Reproduce the section of the passage below on bitcoin value and production cost that begins with the words containing "Computers are totally" and ends with "4-year model continues.".

[[ TEXT EXCERPT open ]]

Computers are totally different because you can't sell them 4 years from now for double what they're worth today. Had this been the case, nobody would ever sell a computer unless he's starving. Heck, just look at NewLibertyStandard's graph. It will keep shooting up as long as this 4-year model continues.
Also, it's good to note that production cost doesn't equal value. You could start printing a currency of your own, but it's value wouldn't be equal to your printing costs. The value is zero if nobody accepts them as payment, or it can be more than the printing costs if many people accept it for payment and there's not too many notes in circulation. That's why I've found NewLibertyStandard's pricing by the production costs a bit misleading, giving the wrong picture to some people that bitcoin value is somehow bound to the electricity cost.

[[ TEXT EXCERPT closed ]]
[[ DATA EXTRACTS open ]]

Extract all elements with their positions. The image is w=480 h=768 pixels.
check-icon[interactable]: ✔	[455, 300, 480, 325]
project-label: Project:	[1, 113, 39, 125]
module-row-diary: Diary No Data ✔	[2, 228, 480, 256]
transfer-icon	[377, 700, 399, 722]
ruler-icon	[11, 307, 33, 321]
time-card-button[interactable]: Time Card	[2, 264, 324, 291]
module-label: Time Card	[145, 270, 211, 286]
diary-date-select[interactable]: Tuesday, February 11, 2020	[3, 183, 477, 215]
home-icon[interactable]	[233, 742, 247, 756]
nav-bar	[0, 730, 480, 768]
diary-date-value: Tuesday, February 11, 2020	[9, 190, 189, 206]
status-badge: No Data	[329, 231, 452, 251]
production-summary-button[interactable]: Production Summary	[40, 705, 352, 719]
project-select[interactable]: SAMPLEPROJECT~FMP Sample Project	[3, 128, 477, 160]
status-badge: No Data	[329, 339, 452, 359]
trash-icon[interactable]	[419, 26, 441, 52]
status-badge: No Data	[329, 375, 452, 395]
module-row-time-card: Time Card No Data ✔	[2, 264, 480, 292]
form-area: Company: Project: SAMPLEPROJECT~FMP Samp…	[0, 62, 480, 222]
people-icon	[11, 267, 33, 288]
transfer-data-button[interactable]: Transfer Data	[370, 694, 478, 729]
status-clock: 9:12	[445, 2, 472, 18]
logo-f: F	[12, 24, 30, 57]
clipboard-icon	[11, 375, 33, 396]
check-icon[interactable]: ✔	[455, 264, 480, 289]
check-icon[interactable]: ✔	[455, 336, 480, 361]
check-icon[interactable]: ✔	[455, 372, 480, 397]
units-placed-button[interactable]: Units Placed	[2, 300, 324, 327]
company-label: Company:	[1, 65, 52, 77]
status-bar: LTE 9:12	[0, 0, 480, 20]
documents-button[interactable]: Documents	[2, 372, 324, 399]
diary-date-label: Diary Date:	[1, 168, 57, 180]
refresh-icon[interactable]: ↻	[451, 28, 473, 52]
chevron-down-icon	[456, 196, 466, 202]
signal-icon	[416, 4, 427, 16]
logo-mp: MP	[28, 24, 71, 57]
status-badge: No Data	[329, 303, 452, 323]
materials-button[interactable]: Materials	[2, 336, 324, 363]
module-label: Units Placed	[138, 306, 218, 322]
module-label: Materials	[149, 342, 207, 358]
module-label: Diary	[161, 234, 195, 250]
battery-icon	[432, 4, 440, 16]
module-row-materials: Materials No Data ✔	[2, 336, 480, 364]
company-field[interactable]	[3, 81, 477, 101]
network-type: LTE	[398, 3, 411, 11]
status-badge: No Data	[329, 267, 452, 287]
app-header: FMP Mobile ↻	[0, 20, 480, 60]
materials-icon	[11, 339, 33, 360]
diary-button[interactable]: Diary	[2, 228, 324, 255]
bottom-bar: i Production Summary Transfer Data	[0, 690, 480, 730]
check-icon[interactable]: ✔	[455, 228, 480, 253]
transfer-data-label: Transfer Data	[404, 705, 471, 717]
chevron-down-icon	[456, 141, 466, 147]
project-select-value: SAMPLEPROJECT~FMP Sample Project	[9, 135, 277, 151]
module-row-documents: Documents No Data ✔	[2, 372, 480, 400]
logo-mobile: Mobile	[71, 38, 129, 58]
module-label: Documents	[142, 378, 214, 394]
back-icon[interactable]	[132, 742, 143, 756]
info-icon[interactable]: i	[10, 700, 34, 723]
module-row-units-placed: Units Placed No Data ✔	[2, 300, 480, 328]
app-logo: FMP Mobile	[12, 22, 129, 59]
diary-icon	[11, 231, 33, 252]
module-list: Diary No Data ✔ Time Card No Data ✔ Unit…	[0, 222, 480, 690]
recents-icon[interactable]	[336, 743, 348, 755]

[[ DATA EXTRACTS closed ]]

→ OUTPUT BELOW:
Computers are totally different because you can't sell them 4 years from now for double what they're worth today. Had this been the case, nobody would ever sell a computer unless he's starving. Heck, just look at NewLibertyStandard's graph. It will keep shooting up as long as this 4-year model continues.